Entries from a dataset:
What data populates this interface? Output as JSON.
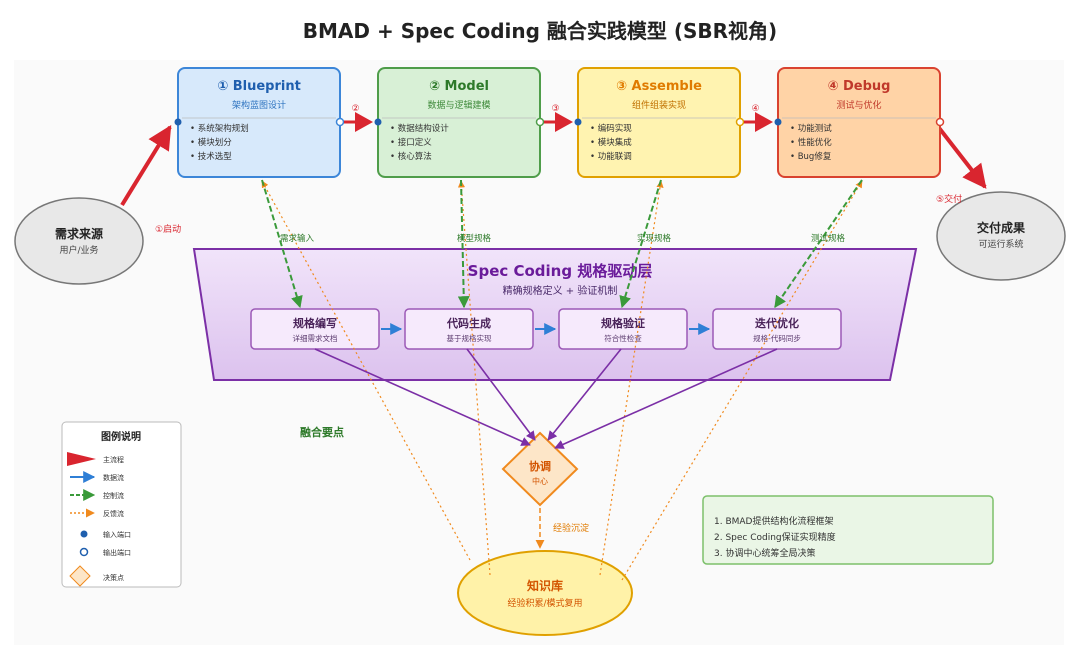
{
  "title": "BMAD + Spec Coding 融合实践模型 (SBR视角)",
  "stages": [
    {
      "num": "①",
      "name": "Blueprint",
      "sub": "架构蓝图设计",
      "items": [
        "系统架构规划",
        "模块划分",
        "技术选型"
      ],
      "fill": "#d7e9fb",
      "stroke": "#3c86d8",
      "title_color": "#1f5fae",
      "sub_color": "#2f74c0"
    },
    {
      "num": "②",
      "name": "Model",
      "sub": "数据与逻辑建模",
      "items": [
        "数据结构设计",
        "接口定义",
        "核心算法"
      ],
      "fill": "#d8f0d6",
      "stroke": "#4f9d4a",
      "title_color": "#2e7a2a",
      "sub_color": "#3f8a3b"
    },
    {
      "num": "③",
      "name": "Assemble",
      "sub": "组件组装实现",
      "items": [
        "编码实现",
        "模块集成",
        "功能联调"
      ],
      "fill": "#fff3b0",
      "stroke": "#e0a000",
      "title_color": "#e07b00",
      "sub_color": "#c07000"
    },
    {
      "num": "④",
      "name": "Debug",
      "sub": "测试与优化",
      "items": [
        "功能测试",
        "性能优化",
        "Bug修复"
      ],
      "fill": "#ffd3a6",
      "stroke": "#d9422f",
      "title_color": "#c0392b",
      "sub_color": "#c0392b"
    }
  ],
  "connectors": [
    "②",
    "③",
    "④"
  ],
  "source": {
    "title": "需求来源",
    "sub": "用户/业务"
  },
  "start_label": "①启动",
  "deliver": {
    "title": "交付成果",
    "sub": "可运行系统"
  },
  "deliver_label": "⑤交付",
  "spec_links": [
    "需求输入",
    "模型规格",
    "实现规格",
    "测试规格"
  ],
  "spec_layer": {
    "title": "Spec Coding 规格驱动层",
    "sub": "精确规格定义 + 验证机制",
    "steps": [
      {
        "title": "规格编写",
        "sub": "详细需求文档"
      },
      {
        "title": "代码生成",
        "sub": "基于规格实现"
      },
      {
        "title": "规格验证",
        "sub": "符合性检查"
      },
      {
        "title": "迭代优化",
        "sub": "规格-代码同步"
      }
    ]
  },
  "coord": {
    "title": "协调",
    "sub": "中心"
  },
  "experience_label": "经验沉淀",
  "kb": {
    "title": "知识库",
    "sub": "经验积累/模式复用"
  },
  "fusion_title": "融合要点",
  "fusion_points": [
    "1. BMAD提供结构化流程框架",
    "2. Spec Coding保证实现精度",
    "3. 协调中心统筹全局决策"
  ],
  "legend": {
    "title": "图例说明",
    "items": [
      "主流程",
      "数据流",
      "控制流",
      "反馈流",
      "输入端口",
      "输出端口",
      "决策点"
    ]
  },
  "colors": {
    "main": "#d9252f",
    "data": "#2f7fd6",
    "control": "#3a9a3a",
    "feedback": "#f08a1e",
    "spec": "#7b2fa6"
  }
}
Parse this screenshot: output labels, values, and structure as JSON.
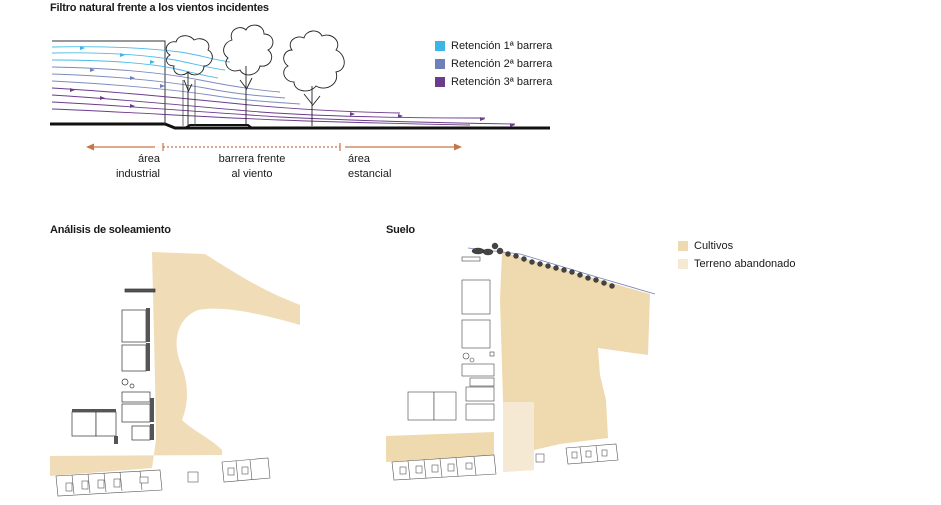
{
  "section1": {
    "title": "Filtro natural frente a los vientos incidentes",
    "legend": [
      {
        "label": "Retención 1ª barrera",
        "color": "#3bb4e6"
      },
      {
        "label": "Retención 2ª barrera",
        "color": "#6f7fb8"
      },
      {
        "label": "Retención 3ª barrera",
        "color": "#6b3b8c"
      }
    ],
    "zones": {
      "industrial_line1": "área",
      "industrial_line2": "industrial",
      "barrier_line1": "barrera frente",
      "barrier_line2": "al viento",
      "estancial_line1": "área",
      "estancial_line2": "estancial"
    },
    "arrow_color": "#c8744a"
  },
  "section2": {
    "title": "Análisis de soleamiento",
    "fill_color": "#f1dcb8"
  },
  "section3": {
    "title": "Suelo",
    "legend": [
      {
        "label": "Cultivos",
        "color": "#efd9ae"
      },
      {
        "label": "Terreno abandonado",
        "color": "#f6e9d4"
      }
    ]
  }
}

Exercise brief: For this exercise, gather every line of the data that contains the word "name".

Exercise answer:
      "name": "Blueprint",
      "name": "Model",
      "name": "Assemble",
      "name": "Debug",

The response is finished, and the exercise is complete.